**** 已存行 ****

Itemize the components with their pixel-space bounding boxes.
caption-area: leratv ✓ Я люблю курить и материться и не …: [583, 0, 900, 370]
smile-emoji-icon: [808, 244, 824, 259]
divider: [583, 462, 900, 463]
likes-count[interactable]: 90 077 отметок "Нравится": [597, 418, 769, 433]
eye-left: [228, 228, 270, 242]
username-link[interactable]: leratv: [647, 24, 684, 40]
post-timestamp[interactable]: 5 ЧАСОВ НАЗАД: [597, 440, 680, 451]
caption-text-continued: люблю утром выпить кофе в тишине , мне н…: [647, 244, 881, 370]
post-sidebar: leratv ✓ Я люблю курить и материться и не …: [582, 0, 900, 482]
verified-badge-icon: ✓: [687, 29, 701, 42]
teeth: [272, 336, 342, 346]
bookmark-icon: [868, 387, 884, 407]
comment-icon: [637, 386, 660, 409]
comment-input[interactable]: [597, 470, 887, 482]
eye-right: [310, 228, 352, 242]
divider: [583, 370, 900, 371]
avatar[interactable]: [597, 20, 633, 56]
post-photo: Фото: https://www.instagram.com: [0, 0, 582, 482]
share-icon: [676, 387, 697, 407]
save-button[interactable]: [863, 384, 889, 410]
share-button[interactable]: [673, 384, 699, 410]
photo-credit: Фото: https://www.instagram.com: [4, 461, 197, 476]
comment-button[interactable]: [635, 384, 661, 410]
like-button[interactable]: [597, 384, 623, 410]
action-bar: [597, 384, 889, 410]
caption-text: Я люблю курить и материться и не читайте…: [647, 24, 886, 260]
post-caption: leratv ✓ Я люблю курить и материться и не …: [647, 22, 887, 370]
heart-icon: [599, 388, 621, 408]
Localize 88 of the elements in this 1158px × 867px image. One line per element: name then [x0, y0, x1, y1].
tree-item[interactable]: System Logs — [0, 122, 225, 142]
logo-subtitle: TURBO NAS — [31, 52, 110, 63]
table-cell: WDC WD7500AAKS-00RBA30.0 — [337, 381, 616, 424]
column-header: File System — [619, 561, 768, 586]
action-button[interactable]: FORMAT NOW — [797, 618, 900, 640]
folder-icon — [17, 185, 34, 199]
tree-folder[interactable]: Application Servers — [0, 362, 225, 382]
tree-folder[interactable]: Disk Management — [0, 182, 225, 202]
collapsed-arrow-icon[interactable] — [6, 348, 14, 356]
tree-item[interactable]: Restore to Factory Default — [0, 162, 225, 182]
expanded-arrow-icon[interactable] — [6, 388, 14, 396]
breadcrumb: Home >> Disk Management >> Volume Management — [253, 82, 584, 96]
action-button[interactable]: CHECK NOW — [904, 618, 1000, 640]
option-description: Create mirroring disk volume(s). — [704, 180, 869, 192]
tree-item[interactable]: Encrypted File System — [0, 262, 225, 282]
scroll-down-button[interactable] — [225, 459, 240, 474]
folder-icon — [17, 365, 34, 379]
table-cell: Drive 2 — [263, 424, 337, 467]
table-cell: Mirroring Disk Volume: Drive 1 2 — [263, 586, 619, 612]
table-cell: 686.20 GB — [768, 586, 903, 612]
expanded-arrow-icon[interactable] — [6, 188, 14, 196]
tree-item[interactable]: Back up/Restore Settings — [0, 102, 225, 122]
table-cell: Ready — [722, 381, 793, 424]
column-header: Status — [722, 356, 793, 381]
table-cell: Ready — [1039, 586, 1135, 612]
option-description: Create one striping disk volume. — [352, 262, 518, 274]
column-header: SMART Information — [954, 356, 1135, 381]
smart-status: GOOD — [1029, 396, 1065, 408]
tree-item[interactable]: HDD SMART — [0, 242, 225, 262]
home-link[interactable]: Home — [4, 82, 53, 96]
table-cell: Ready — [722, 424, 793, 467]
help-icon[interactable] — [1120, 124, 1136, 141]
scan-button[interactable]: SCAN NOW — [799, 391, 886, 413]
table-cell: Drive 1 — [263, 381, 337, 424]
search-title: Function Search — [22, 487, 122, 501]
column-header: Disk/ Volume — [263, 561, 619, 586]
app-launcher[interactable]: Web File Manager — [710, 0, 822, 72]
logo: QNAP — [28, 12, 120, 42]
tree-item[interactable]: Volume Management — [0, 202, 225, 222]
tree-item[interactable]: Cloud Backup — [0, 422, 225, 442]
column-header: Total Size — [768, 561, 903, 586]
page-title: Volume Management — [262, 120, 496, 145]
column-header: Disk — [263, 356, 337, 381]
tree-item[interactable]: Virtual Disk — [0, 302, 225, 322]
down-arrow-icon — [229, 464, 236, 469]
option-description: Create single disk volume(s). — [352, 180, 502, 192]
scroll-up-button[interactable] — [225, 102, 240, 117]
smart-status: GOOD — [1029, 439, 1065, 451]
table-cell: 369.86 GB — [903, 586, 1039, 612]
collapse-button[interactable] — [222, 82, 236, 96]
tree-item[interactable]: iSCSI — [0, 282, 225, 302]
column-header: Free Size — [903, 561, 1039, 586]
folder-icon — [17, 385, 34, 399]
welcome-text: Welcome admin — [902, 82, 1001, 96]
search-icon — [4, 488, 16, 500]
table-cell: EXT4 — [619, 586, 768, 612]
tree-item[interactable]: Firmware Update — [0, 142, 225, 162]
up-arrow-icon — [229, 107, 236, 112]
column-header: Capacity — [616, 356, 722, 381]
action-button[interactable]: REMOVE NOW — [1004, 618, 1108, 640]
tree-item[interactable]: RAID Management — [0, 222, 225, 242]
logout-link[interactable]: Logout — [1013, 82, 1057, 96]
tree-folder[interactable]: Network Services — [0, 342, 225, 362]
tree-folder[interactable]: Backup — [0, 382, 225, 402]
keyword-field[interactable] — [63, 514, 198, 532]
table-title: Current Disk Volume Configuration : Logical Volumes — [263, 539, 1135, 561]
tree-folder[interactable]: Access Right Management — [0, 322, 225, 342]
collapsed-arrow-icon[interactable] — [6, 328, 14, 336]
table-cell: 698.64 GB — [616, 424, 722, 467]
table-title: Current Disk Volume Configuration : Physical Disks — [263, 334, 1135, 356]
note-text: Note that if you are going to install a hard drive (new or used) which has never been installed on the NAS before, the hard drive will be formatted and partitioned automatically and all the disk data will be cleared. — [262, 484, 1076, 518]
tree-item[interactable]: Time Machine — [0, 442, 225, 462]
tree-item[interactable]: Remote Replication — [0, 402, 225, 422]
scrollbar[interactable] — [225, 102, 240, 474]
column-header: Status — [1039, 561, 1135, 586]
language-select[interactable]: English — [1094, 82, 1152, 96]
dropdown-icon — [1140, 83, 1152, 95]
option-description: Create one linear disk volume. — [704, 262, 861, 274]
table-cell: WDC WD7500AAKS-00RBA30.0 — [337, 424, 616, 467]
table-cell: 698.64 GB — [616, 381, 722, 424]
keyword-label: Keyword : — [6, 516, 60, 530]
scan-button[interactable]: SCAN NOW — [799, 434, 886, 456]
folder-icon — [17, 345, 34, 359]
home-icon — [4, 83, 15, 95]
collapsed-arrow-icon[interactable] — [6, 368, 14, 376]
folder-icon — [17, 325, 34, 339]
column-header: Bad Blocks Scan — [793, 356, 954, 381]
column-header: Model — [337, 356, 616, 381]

****

[目标] 能把上面所有的行一字不差地复述一遍吗？

[本题结果]
Itemize the components with their pixel-space bounding boxes.
caption-area: leratv ✓ Я люблю курить и материться и не …: [583, 0, 900, 370]
smile-emoji-icon: [808, 244, 824, 259]
divider: [583, 462, 900, 463]
likes-count[interactable]: 90 077 отметок "Нравится": [597, 418, 769, 433]
eye-left: [228, 228, 270, 242]
username-link[interactable]: leratv: [647, 24, 684, 40]
post-timestamp[interactable]: 5 ЧАСОВ НАЗАД: [597, 440, 680, 451]
caption-text-continued: люблю утром выпить кофе в тишине , мне н…: [647, 244, 881, 370]
post-sidebar: leratv ✓ Я люблю курить и материться и не …: [582, 0, 900, 482]
verified-badge-icon: ✓: [687, 29, 701, 42]
teeth: [272, 336, 342, 346]
bookmark-icon: [868, 387, 884, 407]
comment-icon: [637, 386, 660, 409]
comment-input[interactable]: [597, 470, 887, 482]
eye-right: [310, 228, 352, 242]
divider: [583, 370, 900, 371]
avatar[interactable]: [597, 20, 633, 56]
post-photo: Фото: https://www.instagram.com: [0, 0, 582, 482]
share-icon: [676, 387, 697, 407]
save-button[interactable]: [863, 384, 889, 410]
share-button[interactable]: [673, 384, 699, 410]
photo-credit: Фото: https://www.instagram.com: [4, 461, 197, 476]
comment-button[interactable]: [635, 384, 661, 410]
like-button[interactable]: [597, 384, 623, 410]
action-bar: [597, 384, 889, 410]
caption-text: Я люблю курить и материться и не читайте…: [647, 24, 886, 260]
post-caption: leratv ✓ Я люблю курить и материться и не …: [647, 22, 887, 370]
heart-icon: [599, 388, 621, 408]
Localize 88 of the elements in this 1158px × 867px image. One line per element: name then [x0, y0, x1, y1].
tree-item[interactable]: System Logs — [0, 122, 225, 142]
logo-subtitle: TURBO NAS — [31, 52, 110, 63]
table-cell: WDC WD7500AAKS-00RBA30.0 — [337, 381, 616, 424]
column-header: File System — [619, 561, 768, 586]
action-button[interactable]: FORMAT NOW — [797, 618, 900, 640]
folder-icon — [17, 185, 34, 199]
tree-folder[interactable]: Application Servers — [0, 362, 225, 382]
tree-folder[interactable]: Disk Management — [0, 182, 225, 202]
collapsed-arrow-icon[interactable] — [6, 348, 14, 356]
tree-item[interactable]: Restore to Factory Default — [0, 162, 225, 182]
expanded-arrow-icon[interactable] — [6, 388, 14, 396]
breadcrumb: Home >> Disk Management >> Volume Management — [253, 82, 584, 96]
action-button[interactable]: CHECK NOW — [904, 618, 1000, 640]
option-description: Create mirroring disk volume(s). — [704, 180, 869, 192]
tree-item[interactable]: Encrypted File System — [0, 262, 225, 282]
scroll-down-button[interactable] — [225, 459, 240, 474]
folder-icon — [17, 365, 34, 379]
table-cell: Drive 2 — [263, 424, 337, 467]
table-cell: Mirroring Disk Volume: Drive 1 2 — [263, 586, 619, 612]
table-cell: 686.20 GB — [768, 586, 903, 612]
expanded-arrow-icon[interactable] — [6, 188, 14, 196]
tree-item[interactable]: Back up/Restore Settings — [0, 102, 225, 122]
table-cell: Ready — [722, 381, 793, 424]
column-header: Status — [722, 356, 793, 381]
table-cell: Ready — [1039, 586, 1135, 612]
option-description: Create one striping disk volume. — [352, 262, 518, 274]
column-header: SMART Information — [954, 356, 1135, 381]
smart-status: GOOD — [1029, 396, 1065, 408]
tree-item[interactable]: HDD SMART — [0, 242, 225, 262]
home-link[interactable]: Home — [4, 82, 53, 96]
table-cell: Ready — [722, 424, 793, 467]
help-icon[interactable] — [1120, 124, 1136, 141]
scan-button[interactable]: SCAN NOW — [799, 391, 886, 413]
table-cell: Drive 1 — [263, 381, 337, 424]
search-title: Function Search — [22, 487, 122, 501]
column-header: Disk/ Volume — [263, 561, 619, 586]
app-launcher[interactable]: Web File Manager — [710, 0, 822, 72]
logo: QNAP — [28, 12, 120, 42]
tree-item[interactable]: Volume Management — [0, 202, 225, 222]
tree-item[interactable]: Cloud Backup — [0, 422, 225, 442]
column-header: Total Size — [768, 561, 903, 586]
page-title: Volume Management — [262, 120, 496, 145]
column-header: Disk — [263, 356, 337, 381]
tree-item[interactable]: Virtual Disk — [0, 302, 225, 322]
down-arrow-icon — [229, 464, 236, 469]
option-description: Create single disk volume(s). — [352, 180, 502, 192]
scroll-up-button[interactable] — [225, 102, 240, 117]
smart-status: GOOD — [1029, 439, 1065, 451]
table-cell: 369.86 GB — [903, 586, 1039, 612]
collapse-button[interactable] — [222, 82, 236, 96]
tree-item[interactable]: iSCSI — [0, 282, 225, 302]
column-header: Free Size — [903, 561, 1039, 586]
folder-icon — [17, 385, 34, 399]
welcome-text: Welcome admin — [902, 82, 1001, 96]
search-icon — [4, 488, 16, 500]
table-cell: EXT4 — [619, 586, 768, 612]
tree-item[interactable]: Firmware Update — [0, 142, 225, 162]
up-arrow-icon — [229, 107, 236, 112]
column-header: Capacity — [616, 356, 722, 381]
action-button[interactable]: REMOVE NOW — [1004, 618, 1108, 640]
tree-item[interactable]: RAID Management — [0, 222, 225, 242]
logout-link[interactable]: Logout — [1013, 82, 1057, 96]
tree-folder[interactable]: Network Services — [0, 342, 225, 362]
tree-folder[interactable]: Backup — [0, 382, 225, 402]
keyword-field[interactable] — [63, 514, 198, 532]
table-title: Current Disk Volume Configuration : Logical Volumes — [263, 539, 1135, 561]
tree-folder[interactable]: Access Right Management — [0, 322, 225, 342]
collapsed-arrow-icon[interactable] — [6, 328, 14, 336]
table-cell: 698.64 GB — [616, 424, 722, 467]
table-title: Current Disk Volume Configuration : Physical Disks — [263, 334, 1135, 356]
note-text: Note that if you are going to install a hard drive (new or used) which has never been installed on the NAS before, the hard drive will be formatted and partitioned automatically and all the disk data will be cleared. — [262, 484, 1076, 518]
tree-item[interactable]: Time Machine — [0, 442, 225, 462]
tree-item[interactable]: Remote Replication — [0, 402, 225, 422]
scrollbar[interactable] — [225, 102, 240, 474]
column-header: Status — [1039, 561, 1135, 586]
language-select[interactable]: English — [1094, 82, 1152, 96]
dropdown-icon — [1140, 83, 1152, 95]
option-description: Create one linear disk volume. — [704, 262, 861, 274]
table-cell: WDC WD7500AAKS-00RBA30.0 — [337, 424, 616, 467]
table-cell: 698.64 GB — [616, 381, 722, 424]
keyword-label: Keyword : — [6, 516, 60, 530]
scan-button[interactable]: SCAN NOW — [799, 434, 886, 456]
folder-icon — [17, 345, 34, 359]
home-icon — [4, 83, 15, 95]
collapsed-arrow-icon[interactable] — [6, 368, 14, 376]
folder-icon — [17, 325, 34, 339]
column-header: Bad Blocks Scan — [793, 356, 954, 381]
column-header: Model — [337, 356, 616, 381]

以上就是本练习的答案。